----- Given records

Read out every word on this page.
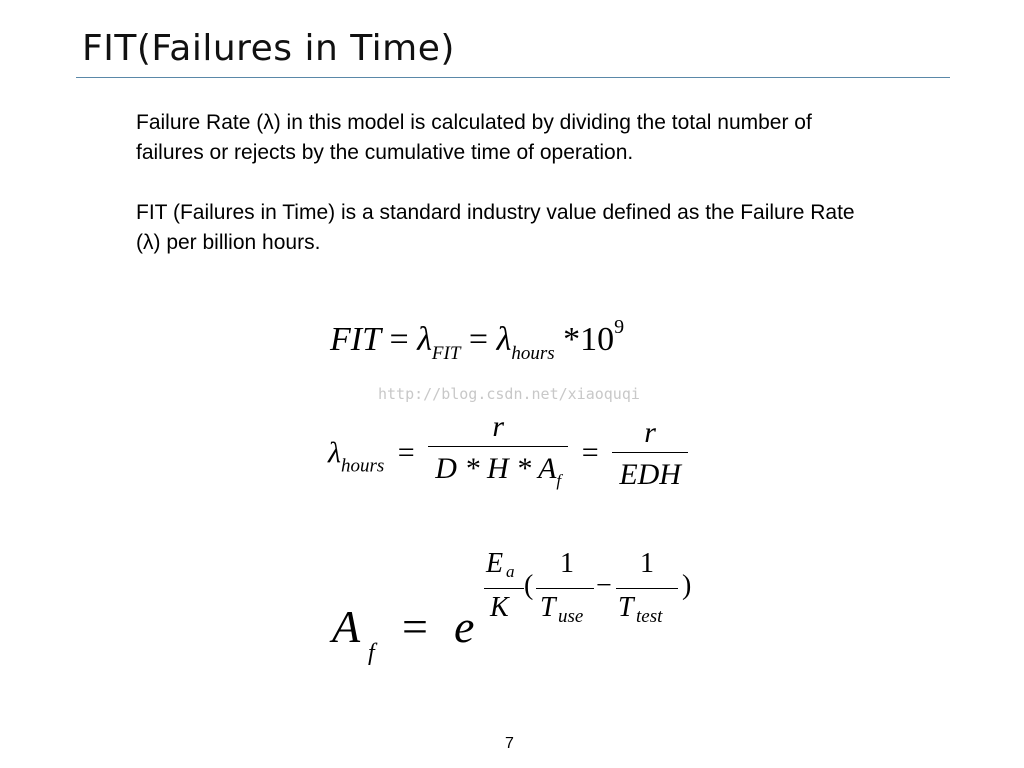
FIT(Failures in Time)
Failure Rate (λ) in this model is calculated by dividing the total number of failures or rejects by the cumulative time of operation.
FIT (Failures in Time) is a standard industry value defined as the Failure Rate (λ) per billion hours.
FIT = $\lambda_{FIT} = \lambda_{hours}$ $*10^9$
http://blog.csdn.net/xiaoquqi
$\lambda_{hours} = \frac{r}{D * H * A_f} = \frac{r}{\text{EDH}}$
A
f
= e
E a
K
(
1
T use
−
1
T test
)
7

----------

[To be done]
Take the entries shown above and quote them verbatim, passing over the pictures.

[Problem solution]
Read out every word on this page.
FIT(Failures in Time)
Failure Rate (λ) in this model is calculated by dividing the total number of failures or rejects by the cumulative time of operation.
FIT (Failures in Time) is a standard industry value defined as the Failure Rate (λ) per billion hours.
FIT = $\lambda_{FIT} = \lambda_{hours}$ $*10^9$
http://blog.csdn.net/xiaoquqi
$\lambda_{hours} = \frac{r}{D * H * A_f} = \frac{r}{\text{EDH}}$
A
f
= e
E a
K
(
1
T use
−
1
T test
)
7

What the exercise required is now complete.